■ Input rows:
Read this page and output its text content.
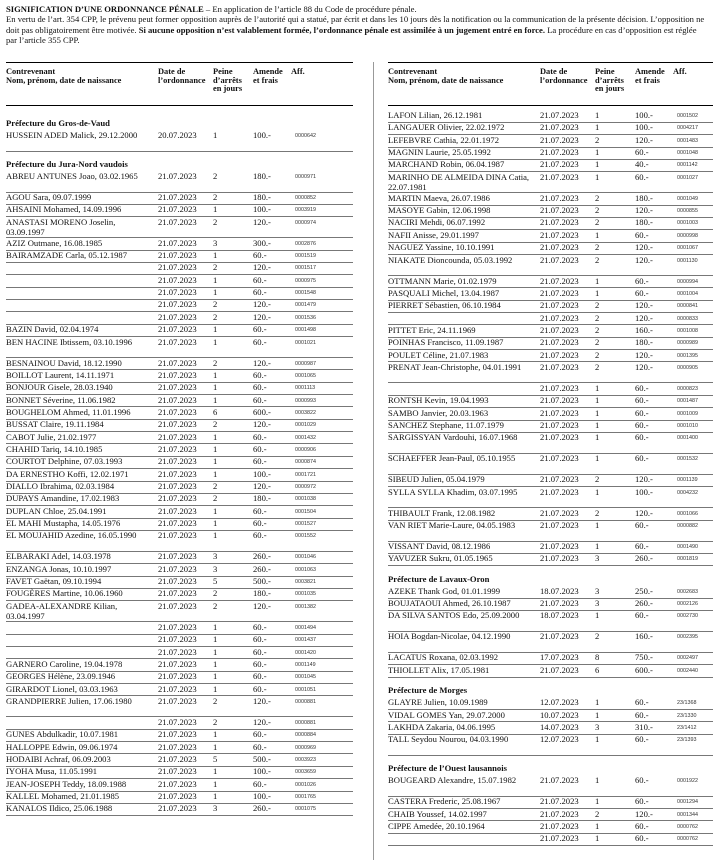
SIGNIFICATION D’UNE ORDONNANCE PÉNALE – En application de l’article 88 du Code de procédure pénale.
En vertu de l’art. 354 CPP, le prévenu peut former opposition auprès de l’autorité qui a statué, par écrit et dans les 10 jours dès la notification ou la communication de la présente décision. L’opposition ne doit pas obligatoirement être motivée. Si aucune opposition n’est valablement formée, l’ordonnance pénale est assimilée à un jugement entré en force. La procédure en cas d’opposition est réglée par l’article 355 CPP.
Contrevenant
Nom, prénom, date de naissance
Date de
l’ordonnance
Peine
d’arrêts
en jours
Amende
et frais
Aff.
Préfecture du Gros-de-Vaud
HUSSEIN ADED Malick, 29.12.2000	20.07.2023 1	100.-	0000642
Préfecture du Jura-Nord vaudois
ABREU ANTUNES Joao, 03.02.1965	21.07.2023 2	180.-	0000971
AGOU Sara, 09.07.1999	21.07.2023 2	180.-	0000852
AHSAINI Mohamed, 14.09.1996	21.07.2023 1	100.-	0003919
ANASTASI MORENO Joselin, 03.09.1997
21.07.2023 2	120.-	0000974
AZIZ Outmane, 16.08.1985	21.07.2023 3	300.-	0002876
BAIRAMZADE Carla, 05.12.1987	21.07.2023 1	60.-	0001519
21.07.2023 2	120.-	0001517
21.07.2023 1	60.-	0000975
21.07.2023 1	60.-	0001548
21.07.2023 2	120.-	0001479
21.07.2023 2	120.-	0001536
BAZIN David, 02.04.1974	21.07.2023 1	60.-	0001498
BEN HACINE Ibtissem, 03.10.1996	21.07.2023 1	60.-	0001021
BESNAINOU David, 18.12.1990	21.07.2023 2	120.-	0000987
BOILLOT Laurent, 14.11.1971	21.07.2023 1	60.-	0001065
BONJOUR Gisele, 28.03.1940	21.07.2023 1	60.-	0001113
BONNET Séverine, 11.06.1982	21.07.2023 1	60.-	0000993
BOUGHELOM Ahmed, 11.01.1996	21.07.2023 6	600.-	0003822
BUSSAT Claire, 19.11.1984	21.07.2023 2	120.-	0001029
CABOT Julie, 21.02.1977	21.07.2023 1	60.-	0001432
CHAHID Tariq, 14.10.1985	21.07.2023 1	60.-	0000906
COURTOT Delphine, 07.03.1993	21.07.2023 1	60.-	0000874
DA ERNESTHO Koffi, 12.02.1971	21.07.2023 1	100.-	0001721
DIALLO Ibrahima, 02.03.1984	21.07.2023 2	120.-	0000972
DUPAYS Amandine, 17.02.1983	21.07.2023 2	180.-	0001038
DUPLAN Chloe, 25.04.1991	21.07.2023 1	60.-	0001504
EL MAHI Mustapha, 14.05.1976	21.07.2023 1	60.-	0001527
EL MOUJAHID Azedine, 16.05.1990	21.07.2023 1	60.-	0001552
ELBARAKI Adel, 14.03.1978	21.07.2023 3	260.-	0001046
ENZANGA Jonas, 10.10.1997	21.07.2023 3	260.-	0001063
FAVET Gaëtan, 09.10.1994	21.07.2023 5	500.-	0003821
FOUGÈRES Martine, 10.06.1960	21.07.2023 2	180.-	0001035
GADEA-ALEXANDRE Kilian, 03.04.1997
21.07.2023 2	120.-	0001382
21.07.2023 1	60.-	0001494
21.07.2023 1	60.-	0001437
21.07.2023 1	60.-	0001420
GARNERO Caroline, 19.04.1978	21.07.2023 1	60.-	0001149
GEORGES Hélène, 23.09.1946	21.07.2023 1	60.-	0001045
GIRARDOT Lionel, 03.03.1963	21.07.2023 1	60.-	0001051
GRANDPIERRE Julien, 17.06.1980	21.07.2023 2	120.-	0000881
21.07.2023 2	120.-	0000881
GUNES Abdulkadir, 10.07.1981	21.07.2023 1	60.-	0000884
HALLOPPE Edwin, 09.06.1974	21.07.2023 1	60.-	0000969
HODAIBI Achraf, 06.09.2003	21.07.2023 5	500.-	0003923
IYOHA Musa, 11.05.1991	21.07.2023 1	100.-	0003659
JEAN-JOSEPH Teddy, 18.09.1988	21.07.2023 1	60.-	0001026
KALLEL Mohamed, 21.01.1985	21.07.2023 1	100.-	0001765
KANALOS Ildico, 25.06.1988	21.07.2023 3	260.-	0001075
Contrevenant
Nom, prénom, date de naissance
Date de
l’ordonnance
Peine
d’arrêts
en jours
Amende
et frais
Aff.
LAFON Lilian, 26.12.1981	21.07.2023 1	100.-	0001502
LANGAUER Olivier, 22.02.1972	21.07.2023 1	100.-	0004217
LEFEBVRE Cathia, 22.01.1972	21.07.2023 2	120.-	0001483
MAGNIN Laurie, 25.05.1992	21.07.2023 1	60.-	0001048
MARCHAND Robin, 06.04.1987	21.07.2023 1	40.-	0001142
MARINHO DE ALMEIDA DINA Catia, 22.07.1981
21.07.2023 1	60.-	0001027
MARTIN Maeva, 26.07.1986	21.07.2023 2	180.-	0001049
MASOYE Gabin, 12.06.1998	21.07.2023 2	120.-	0000855
NACIRI Mehdi, 06.07.1992	21.07.2023 2	180.-	0001003
NAFII Anisse, 29.01.1997	21.07.2023 1	60.-	0000998
NAGUEZ Yassine, 10.10.1991	21.07.2023 2	120.-	0001067
NIAKATE Dioncounda, 05.03.1992	21.07.2023 2	120.-	0001130
OTTMANN Marie, 01.02.1979	21.07.2023 1	60.-	0000994
PASQUALI Michel, 13.04.1987	21.07.2023 1	60.-	0001004
PIERRET Sébastien, 06.10.1984	21.07.2023 2	120.-	0000841
21.07.2023 2	120.-	0000833
PITTET Eric, 24.11.1969	21.07.2023 2	160.-	0001008
POINHAS Francisco, 11.09.1987	21.07.2023 2	180.-	0000989
POULET Céline, 21.07.1983	21.07.2023 2	120.-	0001395
PRENAT Jean-Christophe, 04.01.1991	21.07.2023 2	120.-	0000905
21.07.2023 1	60.-	0000823
RONTSH Kevin, 19.04.1993	21.07.2023 1	60.-	0001487
SAMBO Janvier, 20.03.1963	21.07.2023 1	60.-	0001009
SANCHEZ Stephane, 11.07.1979	21.07.2023 1	60.-	0001010
SARGISSYAN Vardouhi, 16.07.1968	21.07.2023 1	60.-	0001400
SCHAEFFER Jean-Paul, 05.10.1955	21.07.2023 1	60.-	0001532
SIBEUD Julien, 05.04.1979	21.07.2023 2	120.-	0001139
SYLLA SYLLA Khadim, 03.07.1995	21.07.2023 1	100.-	0004232
THIBAULT Frank, 12.08.1982	21.07.2023 2	120.-	0001066
VAN RIET Marie-Laure, 04.05.1983	21.07.2023 1	60.-	0000882
VISSANT David, 08.12.1986	21.07.2023 1	60.-	0001490
YAVUZER Sukru, 01.05.1965	21.07.2023 3	260.-	0001819
Préfecture de Lavaux-Oron
AZEKE Thank God, 01.01.1999	18.07.2023 3	250.-	0002683
BOUJATAOUI Ahmed, 26.10.1987	21.07.2023 3	260.-	0002126
DA SILVA SANTOS Edo, 25.09.2000	18.07.2023 1	60.-	0002730
HOIA Bogdan-Nicolae, 04.12.1990	21.07.2023 2	160.-	0002395
LACATUS Roxana, 02.03.1992	17.07.2023 8	750.-	0002497
THIOLLET Alix, 17.05.1981	21.07.2023 6	600.-	0002440
Préfecture de Morges
GLAYRE Julien, 10.09.1989	12.07.2023 1	60.-	23/1368
VIDAL GOMES Yan, 29.07.2000	10.07.2023 1	60.-	23/1330
LAKHDA Zakaria, 04.06.1995	14.07.2023 3	310.-	23/1412
TALL Seydou Nourou, 04.03.1990	12.07.2023 1	60.-	23/1393
Préfecture de l’Ouest lausannois
BOUGEARD Alexandre, 15.07.1982	21.07.2023 1	60.-	0001922
CASTERA Frederic, 25.08.1967	21.07.2023 1	60.-	0001294
CHAIB Youssef, 14.02.1997	21.07.2023 2	120.-	0001344
CIPPE Amedée, 20.10.1964	21.07.2023 1	60.-	0000762
21.07.2023 1	60.-	0000762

■ What is asked: Keep only the lines that hold the string "article", and copy them out.

■ Solution to this task:
SIGNIFICATION D’UNE ORDONNANCE PÉNALE – En application de l’article 88 du Code de procédure pénale.
En vertu de l’art. 354 CPP, le prévenu peut former opposition auprès de l’autorité qui a statué, par écrit et dans les 10 jours dès la notification ou la communication de la présente décision. L’opposition ne doit pas obligatoirement être motivée. Si aucune opposition n’est valablement formée, l’ordonnance pénale est assimilée à un jugement entré en force. La procédure en cas d’opposition est réglée par l’article 355 CPP.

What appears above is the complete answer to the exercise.